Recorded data
— Start —
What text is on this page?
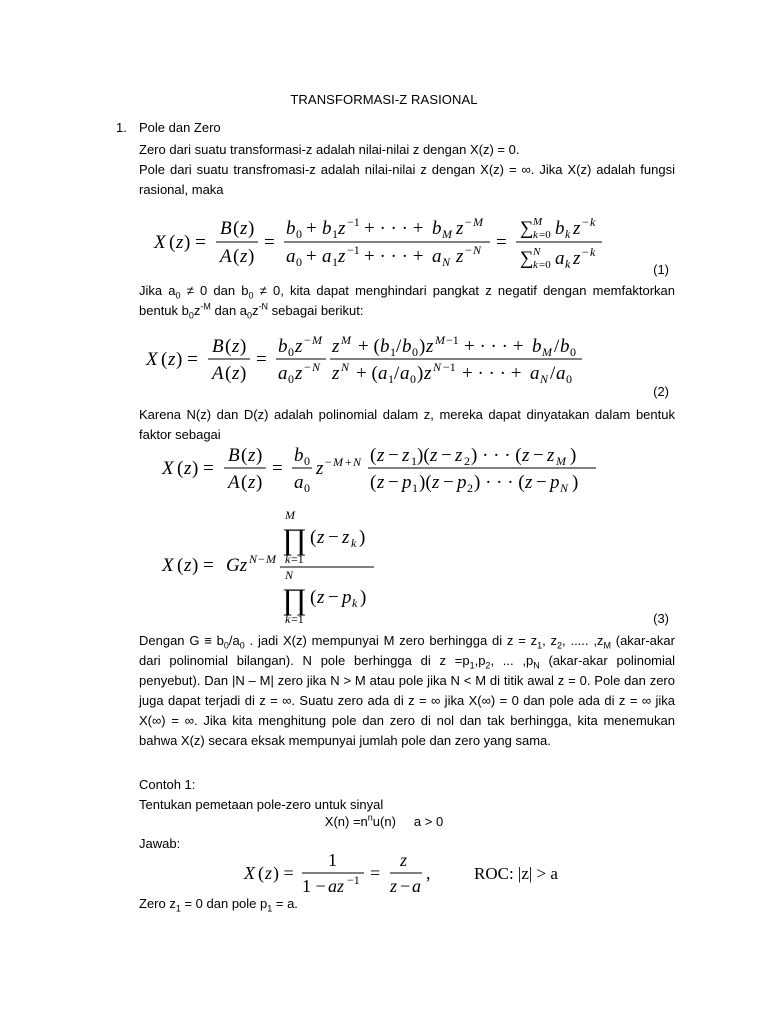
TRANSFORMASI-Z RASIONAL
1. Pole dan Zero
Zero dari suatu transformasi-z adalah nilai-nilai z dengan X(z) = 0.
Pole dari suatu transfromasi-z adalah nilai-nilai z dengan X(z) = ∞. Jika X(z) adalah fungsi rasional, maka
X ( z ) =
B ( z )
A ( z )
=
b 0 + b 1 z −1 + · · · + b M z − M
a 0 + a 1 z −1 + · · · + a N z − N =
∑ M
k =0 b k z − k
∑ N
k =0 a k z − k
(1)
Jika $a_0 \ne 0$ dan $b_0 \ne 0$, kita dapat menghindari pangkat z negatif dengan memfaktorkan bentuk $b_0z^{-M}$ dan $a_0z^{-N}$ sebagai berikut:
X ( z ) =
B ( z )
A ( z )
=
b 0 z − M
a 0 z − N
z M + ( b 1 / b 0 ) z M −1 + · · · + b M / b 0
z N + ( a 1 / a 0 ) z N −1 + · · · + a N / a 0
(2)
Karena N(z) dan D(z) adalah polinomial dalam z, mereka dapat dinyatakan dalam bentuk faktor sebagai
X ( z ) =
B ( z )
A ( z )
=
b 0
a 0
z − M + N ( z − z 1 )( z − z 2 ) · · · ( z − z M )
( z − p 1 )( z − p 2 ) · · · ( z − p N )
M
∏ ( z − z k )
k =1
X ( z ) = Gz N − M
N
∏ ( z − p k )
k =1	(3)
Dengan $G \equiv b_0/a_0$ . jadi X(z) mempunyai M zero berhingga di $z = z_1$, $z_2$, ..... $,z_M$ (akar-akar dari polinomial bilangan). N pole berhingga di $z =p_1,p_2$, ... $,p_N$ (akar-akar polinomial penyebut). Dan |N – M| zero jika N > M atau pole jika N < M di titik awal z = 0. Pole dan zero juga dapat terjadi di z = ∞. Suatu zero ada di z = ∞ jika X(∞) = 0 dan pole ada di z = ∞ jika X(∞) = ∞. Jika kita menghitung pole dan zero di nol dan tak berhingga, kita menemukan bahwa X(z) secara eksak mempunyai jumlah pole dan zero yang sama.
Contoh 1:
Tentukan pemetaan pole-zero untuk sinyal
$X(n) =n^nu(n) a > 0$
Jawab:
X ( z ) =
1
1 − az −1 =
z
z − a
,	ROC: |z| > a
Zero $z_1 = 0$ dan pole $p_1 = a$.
— End —
— Start —
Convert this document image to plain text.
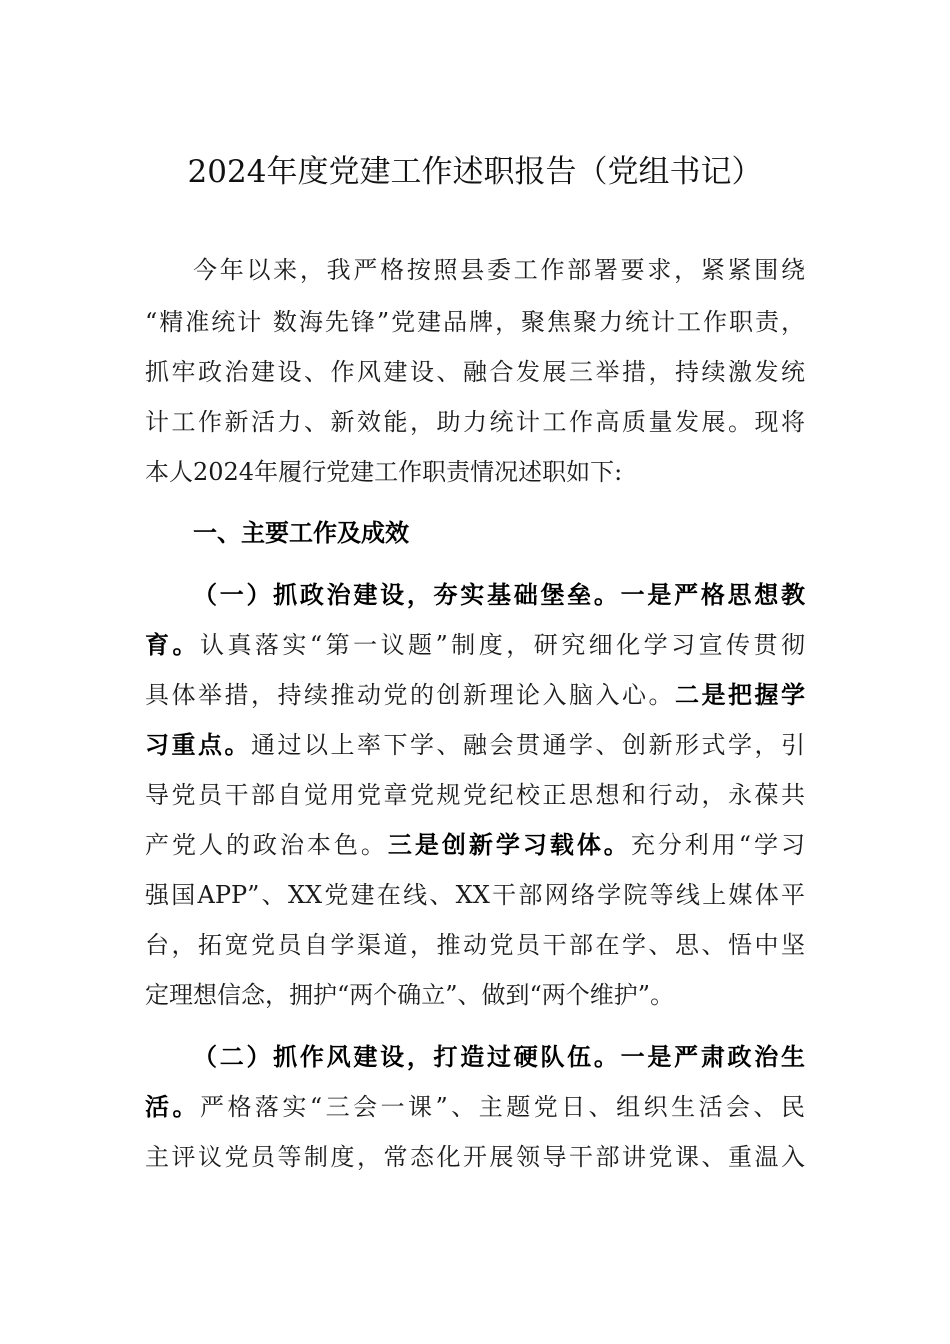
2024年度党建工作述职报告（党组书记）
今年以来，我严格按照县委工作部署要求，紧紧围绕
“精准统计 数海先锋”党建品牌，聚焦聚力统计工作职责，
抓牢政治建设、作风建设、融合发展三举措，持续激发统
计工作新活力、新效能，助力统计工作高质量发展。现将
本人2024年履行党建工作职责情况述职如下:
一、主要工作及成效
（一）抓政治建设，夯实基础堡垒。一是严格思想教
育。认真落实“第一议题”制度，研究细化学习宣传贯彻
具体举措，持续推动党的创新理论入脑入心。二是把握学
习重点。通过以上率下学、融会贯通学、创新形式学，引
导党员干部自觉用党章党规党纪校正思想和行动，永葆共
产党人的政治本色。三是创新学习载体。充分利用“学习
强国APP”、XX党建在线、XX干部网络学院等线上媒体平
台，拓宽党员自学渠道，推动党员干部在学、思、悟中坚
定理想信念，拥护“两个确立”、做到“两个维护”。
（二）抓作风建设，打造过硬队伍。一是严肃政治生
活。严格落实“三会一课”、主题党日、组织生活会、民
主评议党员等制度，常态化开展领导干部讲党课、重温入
— End —
Written exercise ▸
Look through the entries above for the word "adalah". Copy every line where it shows up.

Worked answer ▸
Zero dari suatu transformasi-z adalah nilai-nilai z dengan X(z) = 0.
Pole dari suatu transfromasi-z adalah nilai-nilai z dengan X(z) = ∞. Jika X(z) adalah fungsi rasional, maka
Karena N(z) dan D(z) adalah polinomial dalam z, mereka dapat dinyatakan dalam bentuk faktor sebagai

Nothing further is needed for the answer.